— start Input data —

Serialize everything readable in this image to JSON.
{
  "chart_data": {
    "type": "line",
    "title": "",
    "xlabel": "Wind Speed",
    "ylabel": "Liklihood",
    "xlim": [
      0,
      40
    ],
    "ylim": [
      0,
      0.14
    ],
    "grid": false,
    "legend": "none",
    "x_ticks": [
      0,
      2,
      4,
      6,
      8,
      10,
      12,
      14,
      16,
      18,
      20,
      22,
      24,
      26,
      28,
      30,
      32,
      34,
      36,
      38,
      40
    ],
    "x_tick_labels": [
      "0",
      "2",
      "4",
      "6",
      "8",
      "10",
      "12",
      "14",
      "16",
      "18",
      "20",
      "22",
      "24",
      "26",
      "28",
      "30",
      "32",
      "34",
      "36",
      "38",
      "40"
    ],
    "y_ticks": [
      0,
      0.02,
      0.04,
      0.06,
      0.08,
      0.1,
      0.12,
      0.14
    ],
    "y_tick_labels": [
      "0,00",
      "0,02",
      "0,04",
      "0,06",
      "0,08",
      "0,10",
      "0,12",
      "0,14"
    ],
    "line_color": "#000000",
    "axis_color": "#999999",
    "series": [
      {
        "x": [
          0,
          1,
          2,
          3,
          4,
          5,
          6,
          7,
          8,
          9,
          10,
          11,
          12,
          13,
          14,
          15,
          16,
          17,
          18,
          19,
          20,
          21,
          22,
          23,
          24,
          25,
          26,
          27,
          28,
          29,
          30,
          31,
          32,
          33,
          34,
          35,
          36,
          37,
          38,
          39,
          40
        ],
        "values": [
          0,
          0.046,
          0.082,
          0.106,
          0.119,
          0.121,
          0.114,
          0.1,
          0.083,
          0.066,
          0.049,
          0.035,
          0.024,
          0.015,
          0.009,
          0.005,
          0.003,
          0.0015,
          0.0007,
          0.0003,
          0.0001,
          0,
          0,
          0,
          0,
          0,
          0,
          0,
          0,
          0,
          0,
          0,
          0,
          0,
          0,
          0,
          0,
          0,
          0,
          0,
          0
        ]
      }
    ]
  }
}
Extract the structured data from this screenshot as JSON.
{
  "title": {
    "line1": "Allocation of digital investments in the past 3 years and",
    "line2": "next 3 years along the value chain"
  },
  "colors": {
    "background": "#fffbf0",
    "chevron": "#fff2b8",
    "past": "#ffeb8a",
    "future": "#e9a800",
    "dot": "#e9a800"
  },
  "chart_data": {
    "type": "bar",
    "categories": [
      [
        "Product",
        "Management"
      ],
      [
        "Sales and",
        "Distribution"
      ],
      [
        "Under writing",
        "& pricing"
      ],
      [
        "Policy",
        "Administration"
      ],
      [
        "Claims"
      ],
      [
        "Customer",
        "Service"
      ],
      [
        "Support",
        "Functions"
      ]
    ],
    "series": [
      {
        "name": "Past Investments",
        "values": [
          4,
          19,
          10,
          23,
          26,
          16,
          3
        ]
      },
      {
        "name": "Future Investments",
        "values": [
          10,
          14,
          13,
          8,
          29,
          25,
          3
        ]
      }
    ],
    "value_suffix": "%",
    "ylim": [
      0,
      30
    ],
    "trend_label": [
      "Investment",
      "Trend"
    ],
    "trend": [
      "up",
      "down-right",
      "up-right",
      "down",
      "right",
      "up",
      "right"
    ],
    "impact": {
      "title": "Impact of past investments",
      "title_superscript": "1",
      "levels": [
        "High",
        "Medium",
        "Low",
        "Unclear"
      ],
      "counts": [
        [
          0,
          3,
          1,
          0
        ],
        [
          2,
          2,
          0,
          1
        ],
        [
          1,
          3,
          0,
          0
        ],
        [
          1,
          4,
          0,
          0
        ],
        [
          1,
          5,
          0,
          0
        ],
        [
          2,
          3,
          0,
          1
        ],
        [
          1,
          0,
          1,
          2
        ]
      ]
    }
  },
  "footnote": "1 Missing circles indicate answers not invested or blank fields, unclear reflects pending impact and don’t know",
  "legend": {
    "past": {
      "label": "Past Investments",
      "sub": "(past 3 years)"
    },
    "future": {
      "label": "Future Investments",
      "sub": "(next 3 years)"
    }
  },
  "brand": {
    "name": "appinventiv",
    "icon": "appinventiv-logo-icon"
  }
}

— end Input data —

[Task to carry out]
Output the data above exactly, please, line for line.

[Problem solution]
Serialize everything readable in this image to JSON.
{
  "chart_data": {
    "type": "line",
    "title": "",
    "xlabel": "Wind Speed",
    "ylabel": "Liklihood",
    "xlim": [
      0,
      40
    ],
    "ylim": [
      0,
      0.14
    ],
    "grid": false,
    "legend": "none",
    "x_ticks": [
      0,
      2,
      4,
      6,
      8,
      10,
      12,
      14,
      16,
      18,
      20,
      22,
      24,
      26,
      28,
      30,
      32,
      34,
      36,
      38,
      40
    ],
    "x_tick_labels": [
      "0",
      "2",
      "4",
      "6",
      "8",
      "10",
      "12",
      "14",
      "16",
      "18",
      "20",
      "22",
      "24",
      "26",
      "28",
      "30",
      "32",
      "34",
      "36",
      "38",
      "40"
    ],
    "y_ticks": [
      0,
      0.02,
      0.04,
      0.06,
      0.08,
      0.1,
      0.12,
      0.14
    ],
    "y_tick_labels": [
      "0,00",
      "0,02",
      "0,04",
      "0,06",
      "0,08",
      "0,10",
      "0,12",
      "0,14"
    ],
    "line_color": "#000000",
    "axis_color": "#999999",
    "series": [
      {
        "x": [
          0,
          1,
          2,
          3,
          4,
          5,
          6,
          7,
          8,
          9,
          10,
          11,
          12,
          13,
          14,
          15,
          16,
          17,
          18,
          19,
          20,
          21,
          22,
          23,
          24,
          25,
          26,
          27,
          28,
          29,
          30,
          31,
          32,
          33,
          34,
          35,
          36,
          37,
          38,
          39,
          40
        ],
        "values": [
          0,
          0.046,
          0.082,
          0.106,
          0.119,
          0.121,
          0.114,
          0.1,
          0.083,
          0.066,
          0.049,
          0.035,
          0.024,
          0.015,
          0.009,
          0.005,
          0.003,
          0.0015,
          0.0007,
          0.0003,
          0.0001,
          0,
          0,
          0,
          0,
          0,
          0,
          0,
          0,
          0,
          0,
          0,
          0,
          0,
          0,
          0,
          0,
          0,
          0,
          0,
          0
        ]
      }
    ]
  }
}
Extract the structured data from this screenshot as JSON.
{
  "title": {
    "line1": "Allocation of digital investments in the past 3 years and",
    "line2": "next 3 years along the value chain"
  },
  "colors": {
    "background": "#fffbf0",
    "chevron": "#fff2b8",
    "past": "#ffeb8a",
    "future": "#e9a800",
    "dot": "#e9a800"
  },
  "chart_data": {
    "type": "bar",
    "categories": [
      [
        "Product",
        "Management"
      ],
      [
        "Sales and",
        "Distribution"
      ],
      [
        "Under writing",
        "& pricing"
      ],
      [
        "Policy",
        "Administration"
      ],
      [
        "Claims"
      ],
      [
        "Customer",
        "Service"
      ],
      [
        "Support",
        "Functions"
      ]
    ],
    "series": [
      {
        "name": "Past Investments",
        "values": [
          4,
          19,
          10,
          23,
          26,
          16,
          3
        ]
      },
      {
        "name": "Future Investments",
        "values": [
          10,
          14,
          13,
          8,
          29,
          25,
          3
        ]
      }
    ],
    "value_suffix": "%",
    "ylim": [
      0,
      30
    ],
    "trend_label": [
      "Investment",
      "Trend"
    ],
    "trend": [
      "up",
      "down-right",
      "up-right",
      "down",
      "right",
      "up",
      "right"
    ],
    "impact": {
      "title": "Impact of past investments",
      "title_superscript": "1",
      "levels": [
        "High",
        "Medium",
        "Low",
        "Unclear"
      ],
      "counts": [
        [
          0,
          3,
          1,
          0
        ],
        [
          2,
          2,
          0,
          1
        ],
        [
          1,
          3,
          0,
          0
        ],
        [
          1,
          4,
          0,
          0
        ],
        [
          1,
          5,
          0,
          0
        ],
        [
          2,
          3,
          0,
          1
        ],
        [
          1,
          0,
          1,
          2
        ]
      ]
    }
  },
  "footnote": "1 Missing circles indicate answers not invested or blank fields, unclear reflects pending impact and don’t know",
  "legend": {
    "past": {
      "label": "Past Investments",
      "sub": "(past 3 years)"
    },
    "future": {
      "label": "Future Investments",
      "sub": "(next 3 years)"
    }
  },
  "brand": {
    "name": "appinventiv",
    "icon": "appinventiv-logo-icon"
  }
}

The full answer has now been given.